(begin)

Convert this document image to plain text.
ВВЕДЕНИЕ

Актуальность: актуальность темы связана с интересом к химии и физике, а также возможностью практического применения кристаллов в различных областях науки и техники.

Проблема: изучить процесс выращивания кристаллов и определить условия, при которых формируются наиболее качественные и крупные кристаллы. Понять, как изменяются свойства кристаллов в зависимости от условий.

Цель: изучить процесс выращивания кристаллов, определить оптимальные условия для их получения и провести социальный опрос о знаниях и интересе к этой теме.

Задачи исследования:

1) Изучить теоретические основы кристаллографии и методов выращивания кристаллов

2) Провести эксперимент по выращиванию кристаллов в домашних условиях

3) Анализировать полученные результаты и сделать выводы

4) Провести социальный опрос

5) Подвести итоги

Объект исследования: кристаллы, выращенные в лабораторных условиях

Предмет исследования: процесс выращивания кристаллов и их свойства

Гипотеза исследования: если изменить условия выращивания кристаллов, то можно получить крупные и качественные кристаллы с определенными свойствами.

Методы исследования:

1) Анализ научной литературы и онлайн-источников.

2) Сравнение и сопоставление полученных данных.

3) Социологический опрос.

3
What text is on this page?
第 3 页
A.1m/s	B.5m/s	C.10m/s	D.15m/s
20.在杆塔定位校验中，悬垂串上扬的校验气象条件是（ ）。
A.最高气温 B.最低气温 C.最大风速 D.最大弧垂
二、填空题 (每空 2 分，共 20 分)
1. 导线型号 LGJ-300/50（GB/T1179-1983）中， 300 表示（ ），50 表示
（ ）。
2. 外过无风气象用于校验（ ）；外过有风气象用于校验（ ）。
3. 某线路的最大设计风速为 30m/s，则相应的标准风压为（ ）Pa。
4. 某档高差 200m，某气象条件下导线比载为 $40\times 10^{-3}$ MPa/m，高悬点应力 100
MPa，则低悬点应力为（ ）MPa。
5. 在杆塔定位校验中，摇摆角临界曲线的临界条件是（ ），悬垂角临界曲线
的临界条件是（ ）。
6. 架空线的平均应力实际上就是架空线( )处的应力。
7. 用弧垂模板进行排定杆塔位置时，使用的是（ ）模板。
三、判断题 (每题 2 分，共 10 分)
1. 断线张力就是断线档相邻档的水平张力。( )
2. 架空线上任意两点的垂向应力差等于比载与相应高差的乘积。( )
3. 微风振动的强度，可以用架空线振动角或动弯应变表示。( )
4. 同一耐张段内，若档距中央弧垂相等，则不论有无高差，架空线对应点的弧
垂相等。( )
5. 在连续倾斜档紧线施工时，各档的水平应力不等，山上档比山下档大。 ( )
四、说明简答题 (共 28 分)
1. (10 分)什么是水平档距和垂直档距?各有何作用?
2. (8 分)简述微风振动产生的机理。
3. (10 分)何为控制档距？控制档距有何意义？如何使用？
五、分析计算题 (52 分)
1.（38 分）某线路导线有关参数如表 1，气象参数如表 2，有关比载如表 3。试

(end)

__Problem to work on__
Repeat every entry word for word.

__Answer to this task__
Convert this document image to plain text.
ВВЕДЕНИЕ

Актуальность: актуальность темы связана с интересом к химии и физике, а также возможностью практического применения кристаллов в различных областях науки и техники.

Проблема: изучить процесс выращивания кристаллов и определить условия, при которых формируются наиболее качественные и крупные кристаллы. Понять, как изменяются свойства кристаллов в зависимости от условий.

Цель: изучить процесс выращивания кристаллов, определить оптимальные условия для их получения и провести социальный опрос о знаниях и интересе к этой теме.

Задачи исследования:

1) Изучить теоретические основы кристаллографии и методов выращивания кристаллов

2) Провести эксперимент по выращиванию кристаллов в домашних условиях

3) Анализировать полученные результаты и сделать выводы

4) Провести социальный опрос

5) Подвести итоги

Объект исследования: кристаллы, выращенные в лабораторных условиях

Предмет исследования: процесс выращивания кристаллов и их свойства

Гипотеза исследования: если изменить условия выращивания кристаллов, то можно получить крупные и качественные кристаллы с определенными свойствами.

Методы исследования:

1) Анализ научной литературы и онлайн-источников.

2) Сравнение и сопоставление полученных данных.

3) Социологический опрос.

3
What text is on this page?
第 3 页
A.1m/s	B.5m/s	C.10m/s	D.15m/s
20.在杆塔定位校验中，悬垂串上扬的校验气象条件是（ ）。
A.最高气温 B.最低气温 C.最大风速 D.最大弧垂
二、填空题 (每空 2 分，共 20 分)
1. 导线型号 LGJ-300/50（GB/T1179-1983）中， 300 表示（ ），50 表示
（ ）。
2. 外过无风气象用于校验（ ）；外过有风气象用于校验（ ）。
3. 某线路的最大设计风速为 30m/s，则相应的标准风压为（ ）Pa。
4. 某档高差 200m，某气象条件下导线比载为 $40\times 10^{-3}$ MPa/m，高悬点应力 100
MPa，则低悬点应力为（ ）MPa。
5. 在杆塔定位校验中，摇摆角临界曲线的临界条件是（ ），悬垂角临界曲线
的临界条件是（ ）。
6. 架空线的平均应力实际上就是架空线( )处的应力。
7. 用弧垂模板进行排定杆塔位置时，使用的是（ ）模板。
三、判断题 (每题 2 分，共 10 分)
1. 断线张力就是断线档相邻档的水平张力。( )
2. 架空线上任意两点的垂向应力差等于比载与相应高差的乘积。( )
3. 微风振动的强度，可以用架空线振动角或动弯应变表示。( )
4. 同一耐张段内，若档距中央弧垂相等，则不论有无高差，架空线对应点的弧
垂相等。( )
5. 在连续倾斜档紧线施工时，各档的水平应力不等，山上档比山下档大。 ( )
四、说明简答题 (共 28 分)
1. (10 分)什么是水平档距和垂直档距?各有何作用?
2. (8 分)简述微风振动产生的机理。
3. (10 分)何为控制档距？控制档距有何意义？如何使用？
五、分析计算题 (52 分)
1.（38 分）某线路导线有关参数如表 1，气象参数如表 2，有关比载如表 3。试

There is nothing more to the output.